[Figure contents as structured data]

--

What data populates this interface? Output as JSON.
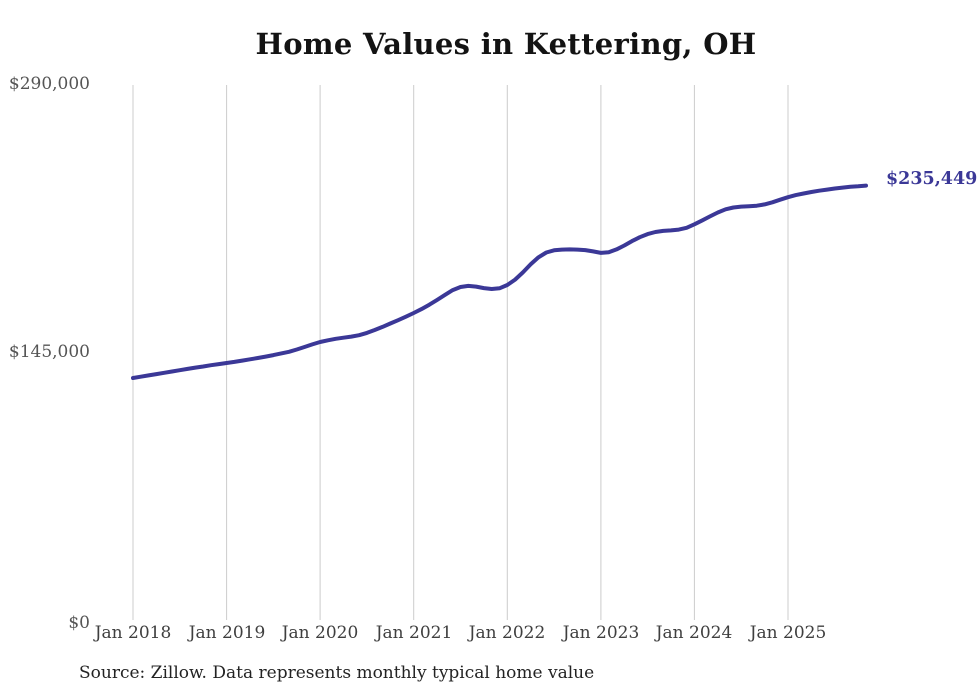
{
  "chart": {
    "title": "Home Values in Kettering, OH",
    "end_label": "$235,449",
    "source_note": "Source: Zillow. Data represents monthly typical home value",
    "colors": {
      "line": "#3b3897",
      "grid": "#cccccc",
      "axis_text": "#555555",
      "x_axis_text": "#3f3f3f",
      "title_text": "#131313",
      "end_label_text": "#3b3897",
      "source_text": "#232323",
      "background": "#ffffff"
    }
  },
  "chart_data": {
    "type": "line",
    "title": "Home Values in Kettering, OH",
    "ylabel": "",
    "xlabel": "",
    "ylim": [
      0,
      290000
    ],
    "grid": "vertical-only",
    "legend": "none",
    "y_ticks": [
      {
        "label": "$0",
        "value": 0
      },
      {
        "label": "$145,000",
        "value": 145000
      },
      {
        "label": "$290,000",
        "value": 290000
      }
    ],
    "x_ticks": [
      "Jan 2018",
      "Jan 2019",
      "Jan 2020",
      "Jan 2021",
      "Jan 2022",
      "Jan 2023",
      "Jan 2024",
      "Jan 2025"
    ],
    "series_name": "Typical home value (monthly)",
    "x": [
      "2018-01",
      "2018-02",
      "2018-03",
      "2018-04",
      "2018-05",
      "2018-06",
      "2018-07",
      "2018-08",
      "2018-09",
      "2018-10",
      "2018-11",
      "2018-12",
      "2019-01",
      "2019-02",
      "2019-03",
      "2019-04",
      "2019-05",
      "2019-06",
      "2019-07",
      "2019-08",
      "2019-09",
      "2019-10",
      "2019-11",
      "2019-12",
      "2020-01",
      "2020-02",
      "2020-03",
      "2020-04",
      "2020-05",
      "2020-06",
      "2020-07",
      "2020-08",
      "2020-09",
      "2020-10",
      "2020-11",
      "2020-12",
      "2021-01",
      "2021-02",
      "2021-03",
      "2021-04",
      "2021-05",
      "2021-06",
      "2021-07",
      "2021-08",
      "2021-09",
      "2021-10",
      "2021-11",
      "2021-12",
      "2022-01",
      "2022-02",
      "2022-03",
      "2022-04",
      "2022-05",
      "2022-06",
      "2022-07",
      "2022-08",
      "2022-09",
      "2022-10",
      "2022-11",
      "2022-12",
      "2023-01",
      "2023-02",
      "2023-03",
      "2023-04",
      "2023-05",
      "2023-06",
      "2023-07",
      "2023-08",
      "2023-09",
      "2023-10",
      "2023-11",
      "2023-12",
      "2024-01",
      "2024-02",
      "2024-03",
      "2024-04",
      "2024-05",
      "2024-06",
      "2024-07",
      "2024-08",
      "2024-09",
      "2024-10",
      "2024-11",
      "2024-12",
      "2025-01",
      "2025-02",
      "2025-03",
      "2025-04",
      "2025-05",
      "2025-06",
      "2025-07",
      "2025-08",
      "2025-09",
      "2025-10",
      "2025-11"
    ],
    "values": [
      131200,
      131900,
      132600,
      133300,
      134000,
      134700,
      135400,
      136100,
      136800,
      137400,
      138100,
      138700,
      139300,
      139900,
      140600,
      141300,
      142000,
      142800,
      143600,
      144500,
      145400,
      146600,
      148000,
      149400,
      150700,
      151600,
      152400,
      153000,
      153600,
      154400,
      155600,
      157200,
      158900,
      160700,
      162500,
      164400,
      166400,
      168500,
      170900,
      173500,
      176200,
      178800,
      180500,
      181100,
      180700,
      179900,
      179400,
      179800,
      181600,
      184500,
      188400,
      192800,
      196600,
      199200,
      200400,
      200800,
      200900,
      200800,
      200500,
      199800,
      199000,
      199300,
      200900,
      203000,
      205400,
      207500,
      209200,
      210300,
      210900,
      211200,
      211600,
      212600,
      214500,
      216600,
      218800,
      220900,
      222600,
      223600,
      224100,
      224300,
      224600,
      225300,
      226400,
      227800,
      229200,
      230300,
      231200,
      232000,
      232700,
      233300,
      233900,
      234400,
      234800,
      235100,
      235449
    ],
    "last_value": 235449,
    "annotations": [
      {
        "text": "$235,449",
        "position": "right-of-line-end"
      }
    ]
  }
}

--

** Instructions to follow **
Replicate the material above verbatim; images stay out of the copy.

** Task output **
What data populates this interface? Output as JSON.
{
  "chart": {
    "title": "Home Values in Kettering, OH",
    "end_label": "$235,449",
    "source_note": "Source: Zillow. Data represents monthly typical home value",
    "colors": {
      "line": "#3b3897",
      "grid": "#cccccc",
      "axis_text": "#555555",
      "x_axis_text": "#3f3f3f",
      "title_text": "#131313",
      "end_label_text": "#3b3897",
      "source_text": "#232323",
      "background": "#ffffff"
    }
  },
  "chart_data": {
    "type": "line",
    "title": "Home Values in Kettering, OH",
    "ylabel": "",
    "xlabel": "",
    "ylim": [
      0,
      290000
    ],
    "grid": "vertical-only",
    "legend": "none",
    "y_ticks": [
      {
        "label": "$0",
        "value": 0
      },
      {
        "label": "$145,000",
        "value": 145000
      },
      {
        "label": "$290,000",
        "value": 290000
      }
    ],
    "x_ticks": [
      "Jan 2018",
      "Jan 2019",
      "Jan 2020",
      "Jan 2021",
      "Jan 2022",
      "Jan 2023",
      "Jan 2024",
      "Jan 2025"
    ],
    "series_name": "Typical home value (monthly)",
    "x": [
      "2018-01",
      "2018-02",
      "2018-03",
      "2018-04",
      "2018-05",
      "2018-06",
      "2018-07",
      "2018-08",
      "2018-09",
      "2018-10",
      "2018-11",
      "2018-12",
      "2019-01",
      "2019-02",
      "2019-03",
      "2019-04",
      "2019-05",
      "2019-06",
      "2019-07",
      "2019-08",
      "2019-09",
      "2019-10",
      "2019-11",
      "2019-12",
      "2020-01",
      "2020-02",
      "2020-03",
      "2020-04",
      "2020-05",
      "2020-06",
      "2020-07",
      "2020-08",
      "2020-09",
      "2020-10",
      "2020-11",
      "2020-12",
      "2021-01",
      "2021-02",
      "2021-03",
      "2021-04",
      "2021-05",
      "2021-06",
      "2021-07",
      "2021-08",
      "2021-09",
      "2021-10",
      "2021-11",
      "2021-12",
      "2022-01",
      "2022-02",
      "2022-03",
      "2022-04",
      "2022-05",
      "2022-06",
      "2022-07",
      "2022-08",
      "2022-09",
      "2022-10",
      "2022-11",
      "2022-12",
      "2023-01",
      "2023-02",
      "2023-03",
      "2023-04",
      "2023-05",
      "2023-06",
      "2023-07",
      "2023-08",
      "2023-09",
      "2023-10",
      "2023-11",
      "2023-12",
      "2024-01",
      "2024-02",
      "2024-03",
      "2024-04",
      "2024-05",
      "2024-06",
      "2024-07",
      "2024-08",
      "2024-09",
      "2024-10",
      "2024-11",
      "2024-12",
      "2025-01",
      "2025-02",
      "2025-03",
      "2025-04",
      "2025-05",
      "2025-06",
      "2025-07",
      "2025-08",
      "2025-09",
      "2025-10",
      "2025-11"
    ],
    "values": [
      131200,
      131900,
      132600,
      133300,
      134000,
      134700,
      135400,
      136100,
      136800,
      137400,
      138100,
      138700,
      139300,
      139900,
      140600,
      141300,
      142000,
      142800,
      143600,
      144500,
      145400,
      146600,
      148000,
      149400,
      150700,
      151600,
      152400,
      153000,
      153600,
      154400,
      155600,
      157200,
      158900,
      160700,
      162500,
      164400,
      166400,
      168500,
      170900,
      173500,
      176200,
      178800,
      180500,
      181100,
      180700,
      179900,
      179400,
      179800,
      181600,
      184500,
      188400,
      192800,
      196600,
      199200,
      200400,
      200800,
      200900,
      200800,
      200500,
      199800,
      199000,
      199300,
      200900,
      203000,
      205400,
      207500,
      209200,
      210300,
      210900,
      211200,
      211600,
      212600,
      214500,
      216600,
      218800,
      220900,
      222600,
      223600,
      224100,
      224300,
      224600,
      225300,
      226400,
      227800,
      229200,
      230300,
      231200,
      232000,
      232700,
      233300,
      233900,
      234400,
      234800,
      235100,
      235449
    ],
    "last_value": 235449,
    "annotations": [
      {
        "text": "$235,449",
        "position": "right-of-line-end"
      }
    ]
  }
}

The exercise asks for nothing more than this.